--- Start of Task material ---

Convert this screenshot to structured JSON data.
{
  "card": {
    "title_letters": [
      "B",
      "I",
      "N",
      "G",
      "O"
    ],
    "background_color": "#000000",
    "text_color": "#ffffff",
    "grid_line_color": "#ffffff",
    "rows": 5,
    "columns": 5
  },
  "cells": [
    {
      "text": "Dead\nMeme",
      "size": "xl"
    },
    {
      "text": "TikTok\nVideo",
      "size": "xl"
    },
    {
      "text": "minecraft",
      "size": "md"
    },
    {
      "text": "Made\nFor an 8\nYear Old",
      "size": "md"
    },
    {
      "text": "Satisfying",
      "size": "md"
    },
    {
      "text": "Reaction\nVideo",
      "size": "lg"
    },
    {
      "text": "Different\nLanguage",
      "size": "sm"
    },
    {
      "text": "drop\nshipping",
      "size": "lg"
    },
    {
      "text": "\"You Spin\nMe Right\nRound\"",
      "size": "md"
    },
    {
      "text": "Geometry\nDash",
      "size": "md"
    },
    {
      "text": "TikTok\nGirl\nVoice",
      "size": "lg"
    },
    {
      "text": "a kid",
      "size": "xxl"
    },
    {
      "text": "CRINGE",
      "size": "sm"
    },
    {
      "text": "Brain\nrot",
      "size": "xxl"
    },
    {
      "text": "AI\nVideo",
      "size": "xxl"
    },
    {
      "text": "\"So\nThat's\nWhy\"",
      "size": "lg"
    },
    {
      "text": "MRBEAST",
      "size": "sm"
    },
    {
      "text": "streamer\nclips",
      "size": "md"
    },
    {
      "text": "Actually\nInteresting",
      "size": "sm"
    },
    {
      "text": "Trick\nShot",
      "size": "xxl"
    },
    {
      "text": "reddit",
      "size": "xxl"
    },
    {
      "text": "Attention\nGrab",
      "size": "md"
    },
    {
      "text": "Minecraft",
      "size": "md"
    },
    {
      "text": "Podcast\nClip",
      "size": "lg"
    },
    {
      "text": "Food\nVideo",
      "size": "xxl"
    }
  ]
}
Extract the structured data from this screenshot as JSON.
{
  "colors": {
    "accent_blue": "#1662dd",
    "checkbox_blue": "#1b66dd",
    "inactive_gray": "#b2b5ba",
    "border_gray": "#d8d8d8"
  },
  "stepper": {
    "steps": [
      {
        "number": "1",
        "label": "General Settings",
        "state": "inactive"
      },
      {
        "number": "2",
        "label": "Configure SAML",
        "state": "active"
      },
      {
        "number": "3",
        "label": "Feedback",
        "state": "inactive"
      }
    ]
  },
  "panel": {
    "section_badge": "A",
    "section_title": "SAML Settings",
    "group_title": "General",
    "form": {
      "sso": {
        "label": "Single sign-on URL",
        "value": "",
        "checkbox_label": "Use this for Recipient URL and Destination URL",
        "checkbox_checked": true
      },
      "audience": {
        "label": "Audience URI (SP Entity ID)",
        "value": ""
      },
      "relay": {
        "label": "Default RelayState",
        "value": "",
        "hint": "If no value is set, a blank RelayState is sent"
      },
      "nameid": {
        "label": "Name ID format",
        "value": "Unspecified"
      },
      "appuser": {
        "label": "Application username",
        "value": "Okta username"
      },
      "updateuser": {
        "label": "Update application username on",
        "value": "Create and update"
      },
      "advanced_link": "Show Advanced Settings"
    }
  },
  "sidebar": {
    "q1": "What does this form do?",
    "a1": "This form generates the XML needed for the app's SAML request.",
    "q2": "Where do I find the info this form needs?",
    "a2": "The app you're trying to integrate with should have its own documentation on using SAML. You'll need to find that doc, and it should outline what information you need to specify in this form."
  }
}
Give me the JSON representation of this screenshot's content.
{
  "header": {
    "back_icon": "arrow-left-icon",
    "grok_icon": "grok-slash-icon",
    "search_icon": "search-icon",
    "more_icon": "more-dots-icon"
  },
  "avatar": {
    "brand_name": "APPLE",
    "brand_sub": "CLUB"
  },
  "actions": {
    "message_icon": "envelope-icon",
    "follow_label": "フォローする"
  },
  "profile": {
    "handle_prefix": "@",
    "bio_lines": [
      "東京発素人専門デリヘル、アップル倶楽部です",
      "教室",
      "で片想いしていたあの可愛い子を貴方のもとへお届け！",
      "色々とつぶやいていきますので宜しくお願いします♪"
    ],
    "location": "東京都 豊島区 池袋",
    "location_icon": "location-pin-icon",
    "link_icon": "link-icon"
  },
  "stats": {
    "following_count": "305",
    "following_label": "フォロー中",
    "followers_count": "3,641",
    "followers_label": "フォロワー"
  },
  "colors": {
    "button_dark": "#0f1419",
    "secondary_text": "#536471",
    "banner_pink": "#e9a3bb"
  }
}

--- End of Task material ---

> [The problem]:
Print every line of the records exactly. Omit nothing.

> [Correct answer]:
Convert this screenshot to structured JSON data.
{
  "card": {
    "title_letters": [
      "B",
      "I",
      "N",
      "G",
      "O"
    ],
    "background_color": "#000000",
    "text_color": "#ffffff",
    "grid_line_color": "#ffffff",
    "rows": 5,
    "columns": 5
  },
  "cells": [
    {
      "text": "Dead\nMeme",
      "size": "xl"
    },
    {
      "text": "TikTok\nVideo",
      "size": "xl"
    },
    {
      "text": "minecraft",
      "size": "md"
    },
    {
      "text": "Made\nFor an 8\nYear Old",
      "size": "md"
    },
    {
      "text": "Satisfying",
      "size": "md"
    },
    {
      "text": "Reaction\nVideo",
      "size": "lg"
    },
    {
      "text": "Different\nLanguage",
      "size": "sm"
    },
    {
      "text": "drop\nshipping",
      "size": "lg"
    },
    {
      "text": "\"You Spin\nMe Right\nRound\"",
      "size": "md"
    },
    {
      "text": "Geometry\nDash",
      "size": "md"
    },
    {
      "text": "TikTok\nGirl\nVoice",
      "size": "lg"
    },
    {
      "text": "a kid",
      "size": "xxl"
    },
    {
      "text": "CRINGE",
      "size": "sm"
    },
    {
      "text": "Brain\nrot",
      "size": "xxl"
    },
    {
      "text": "AI\nVideo",
      "size": "xxl"
    },
    {
      "text": "\"So\nThat's\nWhy\"",
      "size": "lg"
    },
    {
      "text": "MRBEAST",
      "size": "sm"
    },
    {
      "text": "streamer\nclips",
      "size": "md"
    },
    {
      "text": "Actually\nInteresting",
      "size": "sm"
    },
    {
      "text": "Trick\nShot",
      "size": "xxl"
    },
    {
      "text": "reddit",
      "size": "xxl"
    },
    {
      "text": "Attention\nGrab",
      "size": "md"
    },
    {
      "text": "Minecraft",
      "size": "md"
    },
    {
      "text": "Podcast\nClip",
      "size": "lg"
    },
    {
      "text": "Food\nVideo",
      "size": "xxl"
    }
  ]
}
Extract the structured data from this screenshot as JSON.
{
  "colors": {
    "accent_blue": "#1662dd",
    "checkbox_blue": "#1b66dd",
    "inactive_gray": "#b2b5ba",
    "border_gray": "#d8d8d8"
  },
  "stepper": {
    "steps": [
      {
        "number": "1",
        "label": "General Settings",
        "state": "inactive"
      },
      {
        "number": "2",
        "label": "Configure SAML",
        "state": "active"
      },
      {
        "number": "3",
        "label": "Feedback",
        "state": "inactive"
      }
    ]
  },
  "panel": {
    "section_badge": "A",
    "section_title": "SAML Settings",
    "group_title": "General",
    "form": {
      "sso": {
        "label": "Single sign-on URL",
        "value": "",
        "checkbox_label": "Use this for Recipient URL and Destination URL",
        "checkbox_checked": true
      },
      "audience": {
        "label": "Audience URI (SP Entity ID)",
        "value": ""
      },
      "relay": {
        "label": "Default RelayState",
        "value": "",
        "hint": "If no value is set, a blank RelayState is sent"
      },
      "nameid": {
        "label": "Name ID format",
        "value": "Unspecified"
      },
      "appuser": {
        "label": "Application username",
        "value": "Okta username"
      },
      "updateuser": {
        "label": "Update application username on",
        "value": "Create and update"
      },
      "advanced_link": "Show Advanced Settings"
    }
  },
  "sidebar": {
    "q1": "What does this form do?",
    "a1": "This form generates the XML needed for the app's SAML request.",
    "q2": "Where do I find the info this form needs?",
    "a2": "The app you're trying to integrate with should have its own documentation on using SAML. You'll need to find that doc, and it should outline what information you need to specify in this form."
  }
}
Give me the JSON representation of this screenshot's content.
{
  "header": {
    "back_icon": "arrow-left-icon",
    "grok_icon": "grok-slash-icon",
    "search_icon": "search-icon",
    "more_icon": "more-dots-icon"
  },
  "avatar": {
    "brand_name": "APPLE",
    "brand_sub": "CLUB"
  },
  "actions": {
    "message_icon": "envelope-icon",
    "follow_label": "フォローする"
  },
  "profile": {
    "handle_prefix": "@",
    "bio_lines": [
      "東京発素人専門デリヘル、アップル倶楽部です",
      "教室",
      "で片想いしていたあの可愛い子を貴方のもとへお届け！",
      "色々とつぶやいていきますので宜しくお願いします♪"
    ],
    "location": "東京都 豊島区 池袋",
    "location_icon": "location-pin-icon",
    "link_icon": "link-icon"
  },
  "stats": {
    "following_count": "305",
    "following_label": "フォロー中",
    "followers_count": "3,641",
    "followers_label": "フォロワー"
  },
  "colors": {
    "button_dark": "#0f1419",
    "secondary_text": "#536471",
    "banner_pink": "#e9a3bb"
  }
}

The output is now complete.